→ **JOB**
Give back all the data exactly, line by line.

→ **TASK INPUT**
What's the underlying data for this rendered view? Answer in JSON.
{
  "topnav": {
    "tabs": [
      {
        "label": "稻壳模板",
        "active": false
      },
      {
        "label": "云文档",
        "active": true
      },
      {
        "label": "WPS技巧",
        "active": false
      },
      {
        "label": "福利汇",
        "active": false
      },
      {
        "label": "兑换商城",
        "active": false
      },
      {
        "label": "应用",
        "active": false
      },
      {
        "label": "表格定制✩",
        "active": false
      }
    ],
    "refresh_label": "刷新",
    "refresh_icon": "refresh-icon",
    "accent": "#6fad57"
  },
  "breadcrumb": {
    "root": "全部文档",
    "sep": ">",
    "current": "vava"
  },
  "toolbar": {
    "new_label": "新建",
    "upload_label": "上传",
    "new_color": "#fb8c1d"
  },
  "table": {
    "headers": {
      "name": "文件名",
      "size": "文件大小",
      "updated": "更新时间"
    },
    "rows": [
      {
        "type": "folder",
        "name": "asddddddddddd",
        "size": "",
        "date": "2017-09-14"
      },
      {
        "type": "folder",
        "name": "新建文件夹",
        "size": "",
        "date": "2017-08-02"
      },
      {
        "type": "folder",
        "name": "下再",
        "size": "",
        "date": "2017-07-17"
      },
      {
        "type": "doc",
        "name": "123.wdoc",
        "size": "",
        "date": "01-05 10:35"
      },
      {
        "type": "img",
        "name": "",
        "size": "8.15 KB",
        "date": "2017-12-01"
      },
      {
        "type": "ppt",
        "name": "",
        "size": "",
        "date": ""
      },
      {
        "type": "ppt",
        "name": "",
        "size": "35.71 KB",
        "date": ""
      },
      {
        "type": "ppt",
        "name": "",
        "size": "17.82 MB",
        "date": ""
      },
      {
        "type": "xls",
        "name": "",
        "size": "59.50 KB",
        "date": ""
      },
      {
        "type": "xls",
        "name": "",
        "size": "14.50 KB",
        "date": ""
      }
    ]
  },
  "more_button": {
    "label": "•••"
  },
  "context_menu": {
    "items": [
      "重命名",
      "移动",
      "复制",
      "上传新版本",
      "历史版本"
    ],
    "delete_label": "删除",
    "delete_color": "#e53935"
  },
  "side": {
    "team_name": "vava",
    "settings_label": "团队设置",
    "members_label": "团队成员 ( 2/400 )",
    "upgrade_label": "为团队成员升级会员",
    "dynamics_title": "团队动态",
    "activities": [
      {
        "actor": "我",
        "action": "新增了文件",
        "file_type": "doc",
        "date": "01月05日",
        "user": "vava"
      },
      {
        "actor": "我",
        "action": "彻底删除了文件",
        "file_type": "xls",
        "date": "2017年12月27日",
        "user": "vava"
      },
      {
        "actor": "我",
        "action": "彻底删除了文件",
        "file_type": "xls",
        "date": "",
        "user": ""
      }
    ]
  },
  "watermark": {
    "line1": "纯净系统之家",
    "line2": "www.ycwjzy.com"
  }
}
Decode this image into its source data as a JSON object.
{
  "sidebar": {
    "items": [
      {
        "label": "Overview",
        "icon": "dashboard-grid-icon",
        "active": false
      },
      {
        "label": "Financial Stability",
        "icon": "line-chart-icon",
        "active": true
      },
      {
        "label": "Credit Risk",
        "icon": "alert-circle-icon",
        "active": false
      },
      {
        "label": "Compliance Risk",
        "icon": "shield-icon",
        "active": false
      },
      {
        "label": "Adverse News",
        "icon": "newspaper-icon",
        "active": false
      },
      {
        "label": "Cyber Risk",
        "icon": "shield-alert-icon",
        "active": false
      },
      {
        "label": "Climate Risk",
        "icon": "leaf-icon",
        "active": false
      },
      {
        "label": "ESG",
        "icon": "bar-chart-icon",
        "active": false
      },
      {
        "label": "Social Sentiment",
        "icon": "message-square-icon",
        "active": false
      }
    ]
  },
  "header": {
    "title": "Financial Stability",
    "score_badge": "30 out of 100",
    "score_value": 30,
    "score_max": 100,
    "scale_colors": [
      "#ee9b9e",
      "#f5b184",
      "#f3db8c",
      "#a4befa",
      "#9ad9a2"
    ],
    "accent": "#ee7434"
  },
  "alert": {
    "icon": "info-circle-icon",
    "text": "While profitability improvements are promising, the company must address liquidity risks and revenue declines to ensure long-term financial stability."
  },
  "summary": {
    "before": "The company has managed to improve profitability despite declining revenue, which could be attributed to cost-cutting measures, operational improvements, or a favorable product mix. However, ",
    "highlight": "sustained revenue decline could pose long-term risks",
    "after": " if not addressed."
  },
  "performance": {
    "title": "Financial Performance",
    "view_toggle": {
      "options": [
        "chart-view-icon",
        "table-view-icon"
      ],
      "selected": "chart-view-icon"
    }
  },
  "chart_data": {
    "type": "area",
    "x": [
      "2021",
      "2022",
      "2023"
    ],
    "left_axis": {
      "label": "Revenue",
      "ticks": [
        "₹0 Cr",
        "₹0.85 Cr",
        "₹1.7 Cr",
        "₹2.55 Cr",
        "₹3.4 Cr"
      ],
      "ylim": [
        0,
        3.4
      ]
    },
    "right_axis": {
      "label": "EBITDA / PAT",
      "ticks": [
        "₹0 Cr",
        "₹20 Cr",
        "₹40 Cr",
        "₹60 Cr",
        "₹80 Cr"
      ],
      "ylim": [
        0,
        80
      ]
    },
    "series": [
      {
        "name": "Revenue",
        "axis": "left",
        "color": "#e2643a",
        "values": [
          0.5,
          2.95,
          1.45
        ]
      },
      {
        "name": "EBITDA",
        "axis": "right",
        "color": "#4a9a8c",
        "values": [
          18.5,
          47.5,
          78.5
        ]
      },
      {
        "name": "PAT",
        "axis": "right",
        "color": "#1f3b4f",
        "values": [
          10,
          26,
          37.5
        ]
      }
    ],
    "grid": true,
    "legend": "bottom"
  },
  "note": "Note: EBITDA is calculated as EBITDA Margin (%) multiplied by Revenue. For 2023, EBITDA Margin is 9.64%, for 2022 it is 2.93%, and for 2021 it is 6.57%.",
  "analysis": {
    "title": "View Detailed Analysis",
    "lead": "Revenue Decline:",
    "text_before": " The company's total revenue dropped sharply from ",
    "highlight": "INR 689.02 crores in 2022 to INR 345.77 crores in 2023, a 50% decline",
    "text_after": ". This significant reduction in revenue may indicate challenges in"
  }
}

→ **SOLVED EXERCISE**
What's the underlying data for this rendered view? Answer in JSON.
{
  "topnav": {
    "tabs": [
      {
        "label": "稻壳模板",
        "active": false
      },
      {
        "label": "云文档",
        "active": true
      },
      {
        "label": "WPS技巧",
        "active": false
      },
      {
        "label": "福利汇",
        "active": false
      },
      {
        "label": "兑换商城",
        "active": false
      },
      {
        "label": "应用",
        "active": false
      },
      {
        "label": "表格定制✩",
        "active": false
      }
    ],
    "refresh_label": "刷新",
    "refresh_icon": "refresh-icon",
    "accent": "#6fad57"
  },
  "breadcrumb": {
    "root": "全部文档",
    "sep": ">",
    "current": "vava"
  },
  "toolbar": {
    "new_label": "新建",
    "upload_label": "上传",
    "new_color": "#fb8c1d"
  },
  "table": {
    "headers": {
      "name": "文件名",
      "size": "文件大小",
      "updated": "更新时间"
    },
    "rows": [
      {
        "type": "folder",
        "name": "asddddddddddd",
        "size": "",
        "date": "2017-09-14"
      },
      {
        "type": "folder",
        "name": "新建文件夹",
        "size": "",
        "date": "2017-08-02"
      },
      {
        "type": "folder",
        "name": "下再",
        "size": "",
        "date": "2017-07-17"
      },
      {
        "type": "doc",
        "name": "123.wdoc",
        "size": "",
        "date": "01-05 10:35"
      },
      {
        "type": "img",
        "name": "",
        "size": "8.15 KB",
        "date": "2017-12-01"
      },
      {
        "type": "ppt",
        "name": "",
        "size": "",
        "date": ""
      },
      {
        "type": "ppt",
        "name": "",
        "size": "35.71 KB",
        "date": ""
      },
      {
        "type": "ppt",
        "name": "",
        "size": "17.82 MB",
        "date": ""
      },
      {
        "type": "xls",
        "name": "",
        "size": "59.50 KB",
        "date": ""
      },
      {
        "type": "xls",
        "name": "",
        "size": "14.50 KB",
        "date": ""
      }
    ]
  },
  "more_button": {
    "label": "•••"
  },
  "context_menu": {
    "items": [
      "重命名",
      "移动",
      "复制",
      "上传新版本",
      "历史版本"
    ],
    "delete_label": "删除",
    "delete_color": "#e53935"
  },
  "side": {
    "team_name": "vava",
    "settings_label": "团队设置",
    "members_label": "团队成员 ( 2/400 )",
    "upgrade_label": "为团队成员升级会员",
    "dynamics_title": "团队动态",
    "activities": [
      {
        "actor": "我",
        "action": "新增了文件",
        "file_type": "doc",
        "date": "01月05日",
        "user": "vava"
      },
      {
        "actor": "我",
        "action": "彻底删除了文件",
        "file_type": "xls",
        "date": "2017年12月27日",
        "user": "vava"
      },
      {
        "actor": "我",
        "action": "彻底删除了文件",
        "file_type": "xls",
        "date": "",
        "user": ""
      }
    ]
  },
  "watermark": {
    "line1": "纯净系统之家",
    "line2": "www.ycwjzy.com"
  }
}
Decode this image into its source data as a JSON object.
{
  "sidebar": {
    "items": [
      {
        "label": "Overview",
        "icon": "dashboard-grid-icon",
        "active": false
      },
      {
        "label": "Financial Stability",
        "icon": "line-chart-icon",
        "active": true
      },
      {
        "label": "Credit Risk",
        "icon": "alert-circle-icon",
        "active": false
      },
      {
        "label": "Compliance Risk",
        "icon": "shield-icon",
        "active": false
      },
      {
        "label": "Adverse News",
        "icon": "newspaper-icon",
        "active": false
      },
      {
        "label": "Cyber Risk",
        "icon": "shield-alert-icon",
        "active": false
      },
      {
        "label": "Climate Risk",
        "icon": "leaf-icon",
        "active": false
      },
      {
        "label": "ESG",
        "icon": "bar-chart-icon",
        "active": false
      },
      {
        "label": "Social Sentiment",
        "icon": "message-square-icon",
        "active": false
      }
    ]
  },
  "header": {
    "title": "Financial Stability",
    "score_badge": "30 out of 100",
    "score_value": 30,
    "score_max": 100,
    "scale_colors": [
      "#ee9b9e",
      "#f5b184",
      "#f3db8c",
      "#a4befa",
      "#9ad9a2"
    ],
    "accent": "#ee7434"
  },
  "alert": {
    "icon": "info-circle-icon",
    "text": "While profitability improvements are promising, the company must address liquidity risks and revenue declines to ensure long-term financial stability."
  },
  "summary": {
    "before": "The company has managed to improve profitability despite declining revenue, which could be attributed to cost-cutting measures, operational improvements, or a favorable product mix. However, ",
    "highlight": "sustained revenue decline could pose long-term risks",
    "after": " if not addressed."
  },
  "performance": {
    "title": "Financial Performance",
    "view_toggle": {
      "options": [
        "chart-view-icon",
        "table-view-icon"
      ],
      "selected": "chart-view-icon"
    }
  },
  "chart_data": {
    "type": "area",
    "x": [
      "2021",
      "2022",
      "2023"
    ],
    "left_axis": {
      "label": "Revenue",
      "ticks": [
        "₹0 Cr",
        "₹0.85 Cr",
        "₹1.7 Cr",
        "₹2.55 Cr",
        "₹3.4 Cr"
      ],
      "ylim": [
        0,
        3.4
      ]
    },
    "right_axis": {
      "label": "EBITDA / PAT",
      "ticks": [
        "₹0 Cr",
        "₹20 Cr",
        "₹40 Cr",
        "₹60 Cr",
        "₹80 Cr"
      ],
      "ylim": [
        0,
        80
      ]
    },
    "series": [
      {
        "name": "Revenue",
        "axis": "left",
        "color": "#e2643a",
        "values": [
          0.5,
          2.95,
          1.45
        ]
      },
      {
        "name": "EBITDA",
        "axis": "right",
        "color": "#4a9a8c",
        "values": [
          18.5,
          47.5,
          78.5
        ]
      },
      {
        "name": "PAT",
        "axis": "right",
        "color": "#1f3b4f",
        "values": [
          10,
          26,
          37.5
        ]
      }
    ],
    "grid": true,
    "legend": "bottom"
  },
  "note": "Note: EBITDA is calculated as EBITDA Margin (%) multiplied by Revenue. For 2023, EBITDA Margin is 9.64%, for 2022 it is 2.93%, and for 2021 it is 6.57%.",
  "analysis": {
    "title": "View Detailed Analysis",
    "lead": "Revenue Decline:",
    "text_before": " The company's total revenue dropped sharply from ",
    "highlight": "INR 689.02 crores in 2022 to INR 345.77 crores in 2023, a 50% decline",
    "text_after": ". This significant reduction in revenue may indicate challenges in"
  }
}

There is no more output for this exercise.